**Work order**
Resume the forum reply about a daughter's steroids, Erythromycin, small meals, and blood draws from the point where it stops.

**Text passage**
--- START ---

Our GI said my daughter will stay on steroids about 14 weeks - no tapering before that. Why is your GI tapering your daughter's steroids if she isn't responding yet?

In terms of Erythromycin, we used EES granules. There is also Eryped. They're just different brands, I think. You should know though, Erythromycin isn't going to a cure. She may still have belly pain after meals - especially after big or even normal sized meals.

We have to do really small meals, even with a motility medication. My daughter can eat about 300 calories at once - any more than that and she'll get very nauseous and have belly pain. Also, anything high fat and that will cause extreme nausea and belly pain.

For blood draws, numbing cream can help. If you're getting it done at a children's hospital, you can also ask for Child Life to come and distract your daughter.

--- END ---

**Dataset content**
--- START ---

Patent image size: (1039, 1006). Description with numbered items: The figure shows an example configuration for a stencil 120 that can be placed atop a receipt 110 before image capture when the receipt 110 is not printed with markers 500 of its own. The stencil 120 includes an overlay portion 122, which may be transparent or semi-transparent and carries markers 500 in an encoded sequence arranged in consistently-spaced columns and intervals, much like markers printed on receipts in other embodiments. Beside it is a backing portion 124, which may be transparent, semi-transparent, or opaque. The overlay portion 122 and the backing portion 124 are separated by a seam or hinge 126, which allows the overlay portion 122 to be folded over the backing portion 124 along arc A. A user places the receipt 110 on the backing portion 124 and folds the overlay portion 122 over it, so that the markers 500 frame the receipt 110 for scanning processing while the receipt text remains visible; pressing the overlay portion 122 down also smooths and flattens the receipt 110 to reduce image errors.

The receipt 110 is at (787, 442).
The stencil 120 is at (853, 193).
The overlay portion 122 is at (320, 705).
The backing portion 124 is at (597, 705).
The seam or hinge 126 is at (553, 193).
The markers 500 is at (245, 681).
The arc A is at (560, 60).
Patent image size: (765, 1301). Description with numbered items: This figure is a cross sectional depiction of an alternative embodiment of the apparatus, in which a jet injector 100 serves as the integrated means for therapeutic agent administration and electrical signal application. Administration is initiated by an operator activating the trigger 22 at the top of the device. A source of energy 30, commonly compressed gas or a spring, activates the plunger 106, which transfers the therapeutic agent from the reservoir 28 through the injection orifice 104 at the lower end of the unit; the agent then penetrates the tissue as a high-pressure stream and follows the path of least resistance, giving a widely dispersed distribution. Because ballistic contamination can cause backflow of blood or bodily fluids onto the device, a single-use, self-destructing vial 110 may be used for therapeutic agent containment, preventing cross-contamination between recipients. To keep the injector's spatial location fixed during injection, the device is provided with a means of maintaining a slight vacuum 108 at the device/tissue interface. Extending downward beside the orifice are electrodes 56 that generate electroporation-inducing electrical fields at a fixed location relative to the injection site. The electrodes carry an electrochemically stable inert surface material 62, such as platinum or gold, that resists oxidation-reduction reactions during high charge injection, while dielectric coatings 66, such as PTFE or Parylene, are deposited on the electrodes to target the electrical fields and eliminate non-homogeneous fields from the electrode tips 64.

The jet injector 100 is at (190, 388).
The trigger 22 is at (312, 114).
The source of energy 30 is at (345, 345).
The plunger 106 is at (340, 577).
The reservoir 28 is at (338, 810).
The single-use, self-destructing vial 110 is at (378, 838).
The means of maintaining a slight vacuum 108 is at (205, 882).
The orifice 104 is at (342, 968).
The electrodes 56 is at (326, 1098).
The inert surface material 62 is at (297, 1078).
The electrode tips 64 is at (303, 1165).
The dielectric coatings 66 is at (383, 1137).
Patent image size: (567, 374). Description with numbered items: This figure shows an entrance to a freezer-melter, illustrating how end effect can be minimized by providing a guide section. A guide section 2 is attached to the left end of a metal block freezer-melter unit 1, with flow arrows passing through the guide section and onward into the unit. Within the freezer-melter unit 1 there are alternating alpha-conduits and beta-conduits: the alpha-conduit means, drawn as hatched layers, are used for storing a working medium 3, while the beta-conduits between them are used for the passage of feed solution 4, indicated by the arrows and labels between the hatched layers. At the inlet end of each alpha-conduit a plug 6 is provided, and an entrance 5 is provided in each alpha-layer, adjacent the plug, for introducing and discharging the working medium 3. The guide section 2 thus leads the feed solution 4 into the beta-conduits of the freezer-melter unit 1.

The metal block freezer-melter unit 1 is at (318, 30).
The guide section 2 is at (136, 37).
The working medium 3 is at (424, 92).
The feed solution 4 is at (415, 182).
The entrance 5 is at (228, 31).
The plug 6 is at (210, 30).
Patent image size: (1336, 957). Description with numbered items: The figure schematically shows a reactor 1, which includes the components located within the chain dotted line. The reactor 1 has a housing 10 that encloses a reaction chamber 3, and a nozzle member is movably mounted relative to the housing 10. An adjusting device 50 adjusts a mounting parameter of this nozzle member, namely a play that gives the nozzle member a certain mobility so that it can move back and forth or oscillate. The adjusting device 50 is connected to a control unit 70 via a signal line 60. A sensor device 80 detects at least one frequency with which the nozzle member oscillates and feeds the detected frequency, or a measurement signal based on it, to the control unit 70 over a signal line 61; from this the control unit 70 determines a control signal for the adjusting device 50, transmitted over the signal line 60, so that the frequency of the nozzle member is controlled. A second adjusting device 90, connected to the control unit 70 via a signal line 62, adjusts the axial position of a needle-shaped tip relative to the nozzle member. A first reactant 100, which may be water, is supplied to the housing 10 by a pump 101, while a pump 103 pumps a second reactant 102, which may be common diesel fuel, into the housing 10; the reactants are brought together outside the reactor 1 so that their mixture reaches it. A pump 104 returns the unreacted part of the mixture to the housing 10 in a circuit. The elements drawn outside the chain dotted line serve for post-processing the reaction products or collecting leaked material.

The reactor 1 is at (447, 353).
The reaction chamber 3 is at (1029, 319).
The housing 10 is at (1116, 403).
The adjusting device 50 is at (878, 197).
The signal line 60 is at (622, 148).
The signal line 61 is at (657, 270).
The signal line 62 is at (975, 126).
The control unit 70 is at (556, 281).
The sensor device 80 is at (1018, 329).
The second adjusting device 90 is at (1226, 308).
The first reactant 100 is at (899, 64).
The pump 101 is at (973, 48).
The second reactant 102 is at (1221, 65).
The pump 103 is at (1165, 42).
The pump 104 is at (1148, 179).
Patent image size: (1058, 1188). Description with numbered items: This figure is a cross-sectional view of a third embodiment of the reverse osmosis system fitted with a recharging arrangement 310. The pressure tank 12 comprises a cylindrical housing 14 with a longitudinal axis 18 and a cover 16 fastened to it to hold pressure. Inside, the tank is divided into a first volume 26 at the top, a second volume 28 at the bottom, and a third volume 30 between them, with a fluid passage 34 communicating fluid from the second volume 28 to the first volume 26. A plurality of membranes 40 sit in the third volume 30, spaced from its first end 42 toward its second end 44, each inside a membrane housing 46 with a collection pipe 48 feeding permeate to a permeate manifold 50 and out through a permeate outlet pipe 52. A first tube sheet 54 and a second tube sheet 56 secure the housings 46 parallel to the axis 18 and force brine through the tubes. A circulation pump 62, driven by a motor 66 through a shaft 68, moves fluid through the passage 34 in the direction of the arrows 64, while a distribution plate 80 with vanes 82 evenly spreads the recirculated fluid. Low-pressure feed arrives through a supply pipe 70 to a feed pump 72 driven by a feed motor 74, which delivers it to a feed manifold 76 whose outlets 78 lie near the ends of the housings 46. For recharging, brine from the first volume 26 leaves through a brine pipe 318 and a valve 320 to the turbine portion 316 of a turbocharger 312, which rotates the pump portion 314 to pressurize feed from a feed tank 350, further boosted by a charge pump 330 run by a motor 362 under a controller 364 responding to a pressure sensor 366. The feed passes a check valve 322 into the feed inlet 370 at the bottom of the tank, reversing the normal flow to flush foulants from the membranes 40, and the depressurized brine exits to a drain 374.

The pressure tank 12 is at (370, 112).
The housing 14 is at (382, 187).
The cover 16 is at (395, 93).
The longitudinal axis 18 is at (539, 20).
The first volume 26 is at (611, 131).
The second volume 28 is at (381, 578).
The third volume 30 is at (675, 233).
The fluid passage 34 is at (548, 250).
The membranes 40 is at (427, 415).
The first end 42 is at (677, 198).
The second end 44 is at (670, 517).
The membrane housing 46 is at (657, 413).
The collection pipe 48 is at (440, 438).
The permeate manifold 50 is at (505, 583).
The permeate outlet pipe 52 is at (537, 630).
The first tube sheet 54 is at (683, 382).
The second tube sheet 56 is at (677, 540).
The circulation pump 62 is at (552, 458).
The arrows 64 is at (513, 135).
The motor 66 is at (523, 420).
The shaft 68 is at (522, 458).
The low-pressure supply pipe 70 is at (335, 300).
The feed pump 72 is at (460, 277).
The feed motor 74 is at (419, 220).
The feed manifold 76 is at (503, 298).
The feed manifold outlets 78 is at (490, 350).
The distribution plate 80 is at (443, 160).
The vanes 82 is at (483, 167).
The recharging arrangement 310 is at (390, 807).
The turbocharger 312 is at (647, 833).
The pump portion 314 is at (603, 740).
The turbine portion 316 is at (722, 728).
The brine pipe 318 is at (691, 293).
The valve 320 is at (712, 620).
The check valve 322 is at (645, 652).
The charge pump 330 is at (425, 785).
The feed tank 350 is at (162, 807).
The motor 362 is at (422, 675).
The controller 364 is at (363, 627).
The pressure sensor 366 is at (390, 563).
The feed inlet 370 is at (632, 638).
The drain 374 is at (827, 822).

--- END ---

**Exercise answer**
She has had 2 infusions. She's been on it exactly a month(well tomorrow, the 27th). Her liver numbers and white blood cell count went crazy and he said it was more than likely from the steroids. What do we do at that point? :( 14 weeks at earliest and we have 10 left? I am at my wits end.


As far as my oldest, she's back to her tummy hurting almost as soon as a spoonful goes in. And she really likes chicken so she hasn't been eating a lot of fat. And they have offered her the numbing cream and she still refuses to do it willingly. I'm pretty sure she has ODD (we made the decision to reach out for a counselor tomorrow) and I really don't think (though I will see if there is someone who can talk to her tomorrow when we go)anyone is going to get through to her. She can't stand the thought of not being in control of a situation and that's why she refused the blood draw on Friday. :/
 
Let her control what she can - which arm she wants to blood drawn from. If she wants you to hold her hand. If she wants to use numbing cream or Buzzy or both.

I would suggest speaking to a psychologist ASAP. I wouldn't assume ODD without talking to a psychologist - she may well have it, but really only a doctor can diagnose her.

A psychiatrist or your pediatrician can prescribe a small dose of an anti-anxiety medication to use for blood draws, if they think it's necessary. But I think seeing a psychologist would probably be the first step.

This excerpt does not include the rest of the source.